Task instructions
Reproduce the material from its first line through the line that contains "List 12 of the", including that line, with "line-series" renamed to "data-line" and nothing else changed. Leave the pictures out.

——

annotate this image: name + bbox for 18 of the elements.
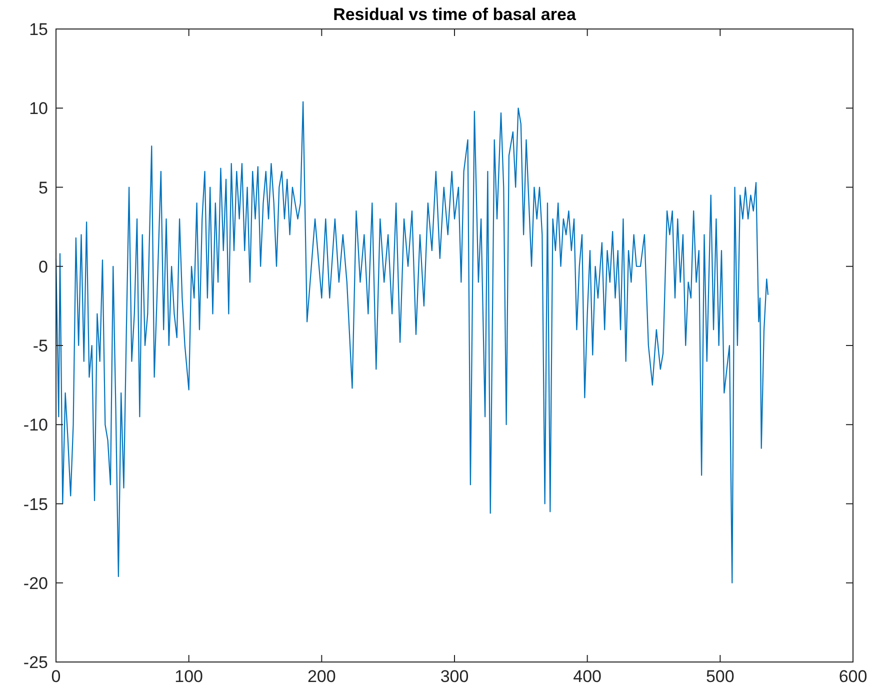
x-tick-label: 200 (307, 667, 336, 686)
y-tick-label: -5 (32, 336, 48, 356)
y-tick-label: 10 (29, 99, 48, 118)
chart-title: Residual vs time of basal area (333, 5, 576, 24)
x-tick-label: 400 (573, 667, 602, 686)
x-tick-label: 600 (838, 667, 868, 686)
x-tick-label: 100 (174, 667, 204, 686)
y-tick-label: 5 (38, 178, 48, 198)
x-tick-label: 300 (440, 667, 469, 686)
y-tick-label: 0 (38, 257, 48, 276)
y-tick-label: -15 (23, 494, 48, 514)
x-tick-label: 500 (706, 667, 734, 686)
y-tick-label: -25 (23, 653, 48, 672)
y-tick-label: 15 (29, 20, 48, 39)
line-series (55, 101, 769, 584)
x-tick-label: 0 (51, 667, 61, 686)
y-tick-label: -20 (23, 574, 48, 593)
y-tick-label: -10 (23, 416, 48, 435)
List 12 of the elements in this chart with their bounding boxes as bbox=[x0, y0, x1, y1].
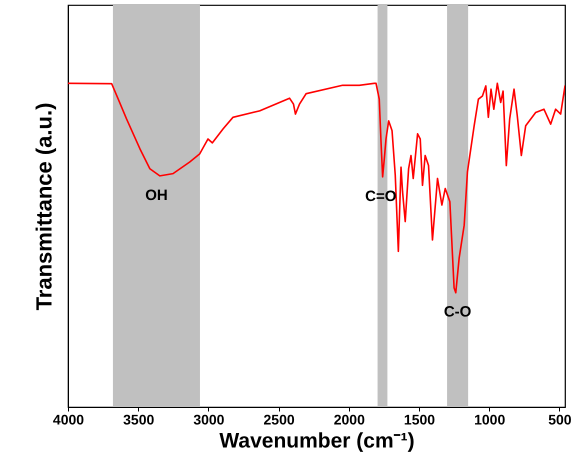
x-tick-label: 2000 bbox=[334, 412, 366, 428]
x-tick-label: 3500 bbox=[123, 412, 154, 428]
band-label: C-O bbox=[444, 304, 472, 321]
x-tick-label: 2500 bbox=[264, 412, 295, 428]
band-label: OH bbox=[145, 186, 168, 204]
x-axis-title: Wavenumber (cm⁻¹) bbox=[219, 430, 415, 452]
y-axis-title: Transmittance (a.u.) bbox=[32, 102, 56, 310]
x-tick-label: 1000 bbox=[474, 412, 506, 428]
x-tick-label: 4000 bbox=[52, 412, 84, 428]
x-tick-label: 3000 bbox=[193, 412, 225, 428]
x-tick-label: 500 bbox=[548, 412, 572, 428]
x-tick-label: 1500 bbox=[404, 412, 436, 428]
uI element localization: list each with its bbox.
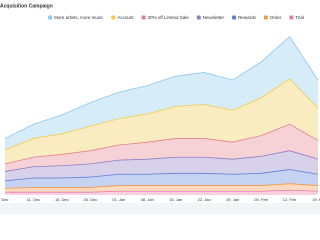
legend-swatch [232, 15, 237, 20]
legend-label: Trial [295, 15, 304, 20]
legend-label: Rewards [238, 15, 257, 20]
legend-label: Account [117, 15, 134, 20]
x-tick-label: 29. Jan [226, 197, 239, 202]
legend-label: More artists, more music [54, 15, 104, 20]
x-tick-label: 01. Jan [112, 197, 125, 202]
area-line [4, 183, 319, 189]
area-line [5, 189, 319, 193]
x-tick-label: 08. Jan [141, 197, 154, 202]
x-tick-label: 22. Jan [198, 197, 211, 202]
x-tick-label: 05. Feb [254, 197, 268, 202]
area-line [4, 169, 319, 182]
x-tick-label: 12. Feb [283, 197, 297, 202]
legend-swatch [289, 15, 294, 20]
legend-swatch [111, 15, 116, 20]
page: {"chart_data": {"type": "stacked-area", … [0, 3, 320, 214]
area-fill [5, 79, 318, 164]
area-fill [5, 124, 318, 172]
x-tick-label: 25. Dec [83, 197, 97, 202]
area-fill [5, 150, 318, 181]
x-tick-label: 19. Fe [312, 197, 320, 202]
x-tick-label: Dec [1, 197, 8, 202]
area-line [4, 150, 319, 172]
area-fill [5, 36, 318, 150]
x-tick-label: 11. Dec [27, 197, 41, 202]
legend-swatch [48, 15, 53, 20]
area-line [4, 123, 319, 165]
chart-title: Acquisition Campaign [0, 3, 53, 9]
legend-swatch [263, 15, 268, 20]
x-tick-label: 18. Dec [55, 197, 69, 202]
legend-label: Order [270, 15, 282, 20]
chart: Acquisition Campaign Dec 11. Dec 18. Dec 25… [0, 3, 320, 214]
area-line [4, 78, 319, 151]
navigator [0, 203, 320, 214]
legend-swatch [196, 15, 201, 20]
legend-label: Newsletter [203, 15, 225, 20]
legend: More artists, more music Account 30% off L… [48, 15, 304, 20]
legend-label: 30% off Limited Sale [148, 15, 190, 20]
area-line [4, 35, 319, 139]
legend-swatch [141, 15, 146, 20]
x-tick-label: 15. Jan [169, 197, 182, 202]
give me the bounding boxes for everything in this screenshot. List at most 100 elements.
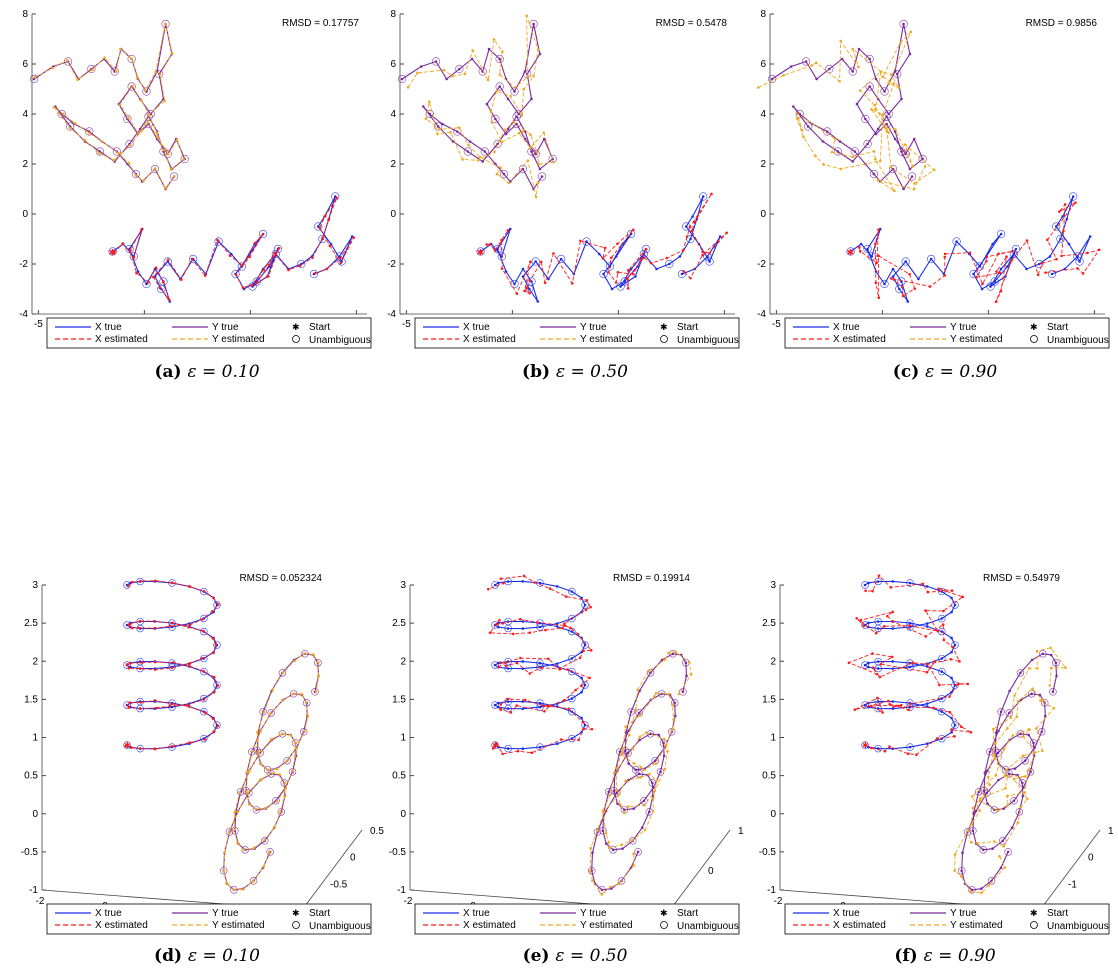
x-true-unambiguous-marker (599, 269, 608, 279)
y-estimated-point (672, 718, 675, 721)
y-true-unambiguous-marker (1015, 808, 1024, 816)
y-tick-label: 8 (760, 9, 766, 20)
y-true-point (1055, 674, 1058, 678)
y-estimated-point (493, 150, 496, 154)
x-true-point (876, 620, 880, 623)
x-true-unambiguous-marker (297, 259, 306, 269)
x-true-unambiguous-marker (142, 279, 151, 289)
x-estimated-point (497, 665, 500, 669)
y-estimated-point (612, 771, 616, 775)
x-estimated-point (644, 247, 648, 251)
y-true-unambiguous-marker (593, 828, 602, 836)
y-estimated-point (246, 771, 249, 774)
x-true-unambiguous-marker (491, 741, 499, 749)
y-estimated-point (966, 829, 970, 832)
y-true-point (1006, 850, 1010, 854)
y-estimated-point (1006, 774, 1009, 778)
x-true-point (634, 275, 637, 278)
start-marker: ✱ (862, 741, 869, 750)
x-estimated-point (998, 271, 1002, 275)
x-true-point (1065, 217, 1069, 221)
x-estimated-point (261, 233, 265, 236)
y-true-unambiguous-marker (1004, 848, 1012, 856)
x-true-point (863, 743, 867, 747)
x-true-point (940, 697, 944, 700)
x-true-point (950, 596, 953, 600)
x-estimated-point (504, 661, 508, 664)
x-true-unambiguous-marker (906, 623, 914, 631)
x-true-unambiguous-marker (1056, 234, 1065, 244)
y-true-point (657, 733, 661, 737)
x-true-unambiguous-marker (213, 681, 221, 689)
x-estimated-point (878, 675, 882, 679)
y-true-point (885, 115, 888, 118)
x-true-point (521, 660, 525, 663)
y-true-point (885, 122, 888, 126)
y-estimated-point (449, 130, 452, 134)
y-true-unambiguous-marker (1010, 797, 1018, 805)
x-true-point (521, 620, 525, 623)
x-true-unambiguous-marker (123, 661, 131, 669)
x-estimated-point (539, 260, 543, 264)
y-estimated-point (457, 126, 461, 129)
x-true-point (953, 723, 957, 727)
y-true-point (891, 167, 895, 171)
x-estimated-point (536, 621, 539, 624)
y-estimated-point (664, 744, 667, 747)
y-true-point (804, 60, 808, 63)
y-estimated-point (146, 121, 150, 124)
x-true-unambiguous-marker (200, 614, 208, 623)
x-true-point (583, 603, 587, 607)
y-true-unambiguous-marker (493, 139, 502, 149)
y-estimated-point (988, 783, 991, 787)
x-true-point (876, 580, 880, 583)
y-estimated-point (1003, 774, 1007, 778)
x-estimated-point (877, 296, 881, 300)
y-estimated-point (242, 848, 246, 852)
y-true-point (451, 140, 455, 143)
caption-epsilon: ε = 0.10 (188, 946, 260, 966)
x-estimated-point (146, 281, 150, 284)
x-true-unambiguous-marker (975, 262, 985, 271)
x-true-point (867, 705, 870, 709)
y-estimated-point (589, 846, 592, 850)
x-estimated-point (891, 620, 895, 623)
y-true-unambiguous-marker (648, 779, 657, 787)
start-marker-icon: ✱ (660, 322, 668, 332)
x-estimated-point (253, 241, 257, 245)
x-true-unambiguous-marker (136, 704, 144, 713)
y-true-point (652, 786, 655, 789)
legend-label-y_true: Y true (212, 322, 239, 333)
y-true-unambiguous-marker (599, 827, 607, 835)
x-estimated-point (933, 660, 937, 663)
x-estimated-point (125, 663, 129, 666)
x-true-point (950, 636, 953, 640)
depth-tick-label: -0.5 (330, 879, 348, 890)
y-true-unambiguous-marker (529, 19, 538, 29)
z-tick-label: 0.5 (762, 771, 776, 782)
y-estimated-point (1027, 768, 1030, 772)
y-true-point (908, 52, 912, 56)
y-estimated-point (881, 113, 885, 117)
legend-label-y_true: Y true (580, 908, 607, 919)
y-true-unambiguous-marker (267, 709, 275, 717)
x-estimated-point (649, 261, 653, 265)
z-tick-label: 2 (400, 656, 406, 667)
y-estimated-point (953, 869, 957, 872)
y-true-point (422, 105, 425, 108)
legend-label-y_true: Y true (950, 908, 977, 919)
legend-label-x_est: X estimated (95, 920, 148, 931)
y-estimated-point (536, 181, 540, 185)
y-estimated-point (227, 830, 231, 834)
y-true-point (868, 85, 871, 88)
x-true-point (1025, 267, 1028, 271)
x-estimated-point (588, 676, 591, 680)
x-estimated-point (528, 672, 532, 675)
y-estimated-point (689, 672, 693, 676)
y-estimated-point (1005, 768, 1008, 772)
x-true-unambiguous-marker (504, 664, 512, 673)
x-estimated-point (515, 292, 519, 295)
y-estimated-point (870, 107, 873, 111)
y-estimated-point (878, 159, 882, 163)
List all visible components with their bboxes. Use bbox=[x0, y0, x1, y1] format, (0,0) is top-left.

——

Task response
annotate this image: name + bbox for 18 of the elements.
x-tick-label: 200 (307, 667, 336, 686)
y-tick-label: -5 (32, 336, 48, 356)
y-tick-label: 10 (29, 99, 48, 118)
chart-title: Residual vs time of basal area (333, 5, 576, 24)
x-tick-label: 400 (573, 667, 602, 686)
x-tick-label: 600 (838, 667, 868, 686)
x-tick-label: 100 (174, 667, 204, 686)
y-tick-label: 5 (38, 178, 48, 198)
x-tick-label: 300 (440, 667, 469, 686)
y-tick-label: 0 (38, 257, 48, 276)
y-tick-label: -15 (23, 494, 48, 514)
x-tick-label: 500 (706, 667, 734, 686)
y-tick-label: -25 (23, 653, 48, 672)
y-tick-label: 15 (29, 20, 48, 39)
data-line (55, 101, 769, 584)
x-tick-label: 0 (51, 667, 61, 686)
y-tick-label: -20 (23, 574, 48, 593)
y-tick-label: -10 (23, 416, 48, 435)
List 12 of the elements in this chart with their bounding boxes as bbox=[x0, y0, x1, y1].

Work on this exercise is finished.